__INFORMATION GIVEN__.
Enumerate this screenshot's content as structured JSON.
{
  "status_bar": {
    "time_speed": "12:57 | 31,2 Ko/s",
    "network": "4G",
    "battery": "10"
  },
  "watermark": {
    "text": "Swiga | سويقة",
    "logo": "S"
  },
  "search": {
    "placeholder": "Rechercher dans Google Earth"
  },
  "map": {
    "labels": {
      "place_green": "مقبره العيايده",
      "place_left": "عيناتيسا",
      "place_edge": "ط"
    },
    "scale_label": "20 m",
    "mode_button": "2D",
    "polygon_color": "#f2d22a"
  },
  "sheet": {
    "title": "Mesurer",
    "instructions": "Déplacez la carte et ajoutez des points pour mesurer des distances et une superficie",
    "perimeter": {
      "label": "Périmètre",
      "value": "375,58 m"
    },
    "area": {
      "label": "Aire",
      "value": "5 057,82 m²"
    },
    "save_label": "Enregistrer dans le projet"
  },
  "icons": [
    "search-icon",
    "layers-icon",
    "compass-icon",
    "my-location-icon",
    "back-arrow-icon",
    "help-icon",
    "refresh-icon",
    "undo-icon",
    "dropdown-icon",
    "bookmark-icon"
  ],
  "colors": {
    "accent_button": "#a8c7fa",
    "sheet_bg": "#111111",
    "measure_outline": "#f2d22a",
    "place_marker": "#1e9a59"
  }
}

__EXERCISE TASK__.
From the listing above, reproduce all the lines exactly.

__SOLUTION TO THE PROBLEM__.
Enumerate this screenshot's content as structured JSON.
{
  "status_bar": {
    "time_speed": "12:57 | 31,2 Ko/s",
    "network": "4G",
    "battery": "10"
  },
  "watermark": {
    "text": "Swiga | سويقة",
    "logo": "S"
  },
  "search": {
    "placeholder": "Rechercher dans Google Earth"
  },
  "map": {
    "labels": {
      "place_green": "مقبره العيايده",
      "place_left": "عيناتيسا",
      "place_edge": "ط"
    },
    "scale_label": "20 m",
    "mode_button": "2D",
    "polygon_color": "#f2d22a"
  },
  "sheet": {
    "title": "Mesurer",
    "instructions": "Déplacez la carte et ajoutez des points pour mesurer des distances et une superficie",
    "perimeter": {
      "label": "Périmètre",
      "value": "375,58 m"
    },
    "area": {
      "label": "Aire",
      "value": "5 057,82 m²"
    },
    "save_label": "Enregistrer dans le projet"
  },
  "icons": [
    "search-icon",
    "layers-icon",
    "compass-icon",
    "my-location-icon",
    "back-arrow-icon",
    "help-icon",
    "refresh-icon",
    "undo-icon",
    "dropdown-icon",
    "bookmark-icon"
  ],
  "colors": {
    "accent_button": "#a8c7fa",
    "sheet_bg": "#111111",
    "measure_outline": "#f2d22a",
    "place_marker": "#1e9a59"
  }
}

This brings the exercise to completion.